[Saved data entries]

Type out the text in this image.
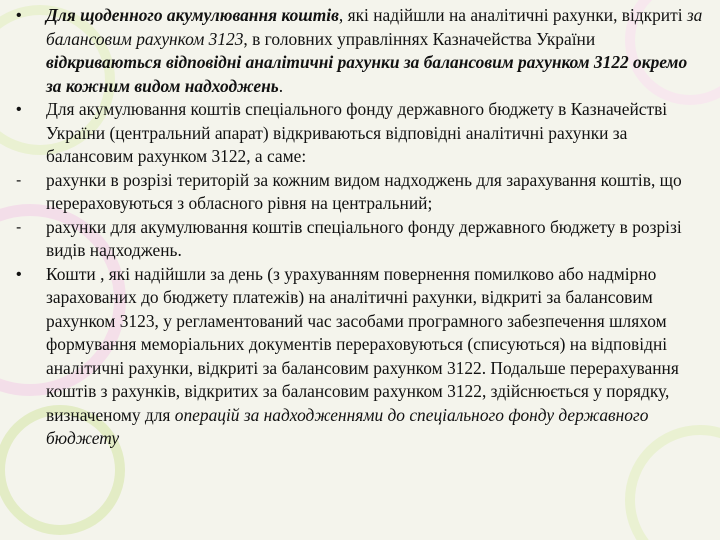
•	Для щоденного акумулювання коштів, які надійшли на аналітичні рахунки, відкриті за балансовим рахунком 3123, в головних управліннях Казначейства України відкриваються відповідні аналітичні рахунки за балансовим рахунком 3122 окремо за кожним видом надходжень.
•	Для акумулювання коштів спеціального фонду державного бюджету в Казначействі України (центральний апарат) відкриваються відповідні аналітичні рахунки за балансовим рахунком 3122, а саме:
-	рахунки в розрізі територій за кожним видом надходжень для зарахування коштів, що перераховуються з обласного рівня на центральний;
-	рахунки для акумулювання коштів спеціального фонду державного бюджету в розрізі видів надходжень.
•	Кошти , які надійшли за день (з урахуванням повернення помилково або надмірно зарахованих до бюджету платежів) на аналітичні рахунки, відкриті за балансовим рахунком 3123, у регламентований час засобами програмного забезпечення шляхом формування меморіальних документів перераховуються (списуються) на відповідні аналітичні рахунки, відкриті за балансовим рахунком 3122. Подальше перерахування коштів з рахунків, відкритих за балансовим рахунком 3122, здійснюється у порядку, визначеному для операцій за надходженнями до спеціального фонду державного бюджету
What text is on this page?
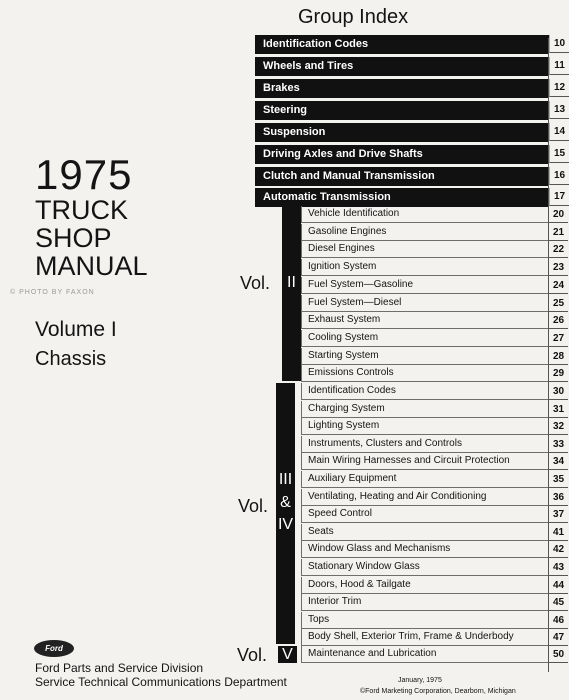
Group Index
1975
TRUCK
SHOP
MANUAL
© PHOTO BY FAXON
Volume I
Chassis
Identification Codes	10
Wheels and Tires	11
Brakes	12
Steering	13
Suspension	14
Driving Axles and Drive Shafts	15
Clutch and Manual Transmission	16
Automatic Transmission	17
II
Vol.
III
&
IV
Vol.
V
Vol.
Vehicle Identification	20
Gasoline Engines	21
Diesel Engines	22
Ignition System	23
Fuel System—Gasoline	24
Fuel System—Diesel	25
Exhaust System	26
Cooling System	27
Starting System	28
Emissions Controls	29
Identification Codes	30
Charging System	31
Lighting System	32
Instruments, Clusters and Controls	33
Main Wiring Harnesses and Circuit Protection	34
Auxiliary Equipment	35
Ventilating, Heating and Air Conditioning	36
Speed Control	37
Seats	41
Window Glass and Mechanisms	42
Stationary Window Glass	43
Doors, Hood & Tailgate	44
Interior Trim	45
Tops	46
Body Shell, Exterior Trim, Frame & Underbody	47
Maintenance and Lubrication	50
Ford
Ford Parts and Service Division
Service Technical Communications Department	January, 1975
©Ford Marketing Corporation, Dearborn, Michigan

__Objective__
Copy every entry word for word, but omit the pictures.

__Finished exercise__
Type out the text in this image.
•	Для щоденного акумулювання коштів, які надійшли на аналітичні рахунки, відкриті за балансовим рахунком 3123, в головних управліннях Казначейства України відкриваються відповідні аналітичні рахунки за балансовим рахунком 3122 окремо за кожним видом надходжень.
•	Для акумулювання коштів спеціального фонду державного бюджету в Казначействі України (центральний апарат) відкриваються відповідні аналітичні рахунки за балансовим рахунком 3122, а саме:
-	рахунки в розрізі територій за кожним видом надходжень для зарахування коштів, що перераховуються з обласного рівня на центральний;
-	рахунки для акумулювання коштів спеціального фонду державного бюджету в розрізі видів надходжень.
•	Кошти , які надійшли за день (з урахуванням повернення помилково або надмірно зарахованих до бюджету платежів) на аналітичні рахунки, відкриті за балансовим рахунком 3123, у регламентований час засобами програмного забезпечення шляхом формування меморіальних документів перераховуються (списуються) на відповідні аналітичні рахунки, відкриті за балансовим рахунком 3122. Подальше перерахування коштів з рахунків, відкритих за балансовим рахунком 3122, здійснюється у порядку, визначеному для операцій за надходженнями до спеціального фонду державного бюджету
What text is on this page?
Group Index
1975
TRUCK
SHOP
MANUAL
© PHOTO BY FAXON
Volume I
Chassis
Identification Codes	10
Wheels and Tires	11
Brakes	12
Steering	13
Suspension	14
Driving Axles and Drive Shafts	15
Clutch and Manual Transmission	16
Automatic Transmission	17
II
Vol.
III
&
IV
Vol.
V
Vol.
Vehicle Identification	20
Gasoline Engines	21
Diesel Engines	22
Ignition System	23
Fuel System—Gasoline	24
Fuel System—Diesel	25
Exhaust System	26
Cooling System	27
Starting System	28
Emissions Controls	29
Identification Codes	30
Charging System	31
Lighting System	32
Instruments, Clusters and Controls	33
Main Wiring Harnesses and Circuit Protection	34
Auxiliary Equipment	35
Ventilating, Heating and Air Conditioning	36
Speed Control	37
Seats	41
Window Glass and Mechanisms	42
Stationary Window Glass	43
Doors, Hood & Tailgate	44
Interior Trim	45
Tops	46
Body Shell, Exterior Trim, Frame & Underbody	47
Maintenance and Lubrication	50
Ford
Ford Parts and Service Division
Service Technical Communications Department	January, 1975
©Ford Marketing Corporation, Dearborn, Michigan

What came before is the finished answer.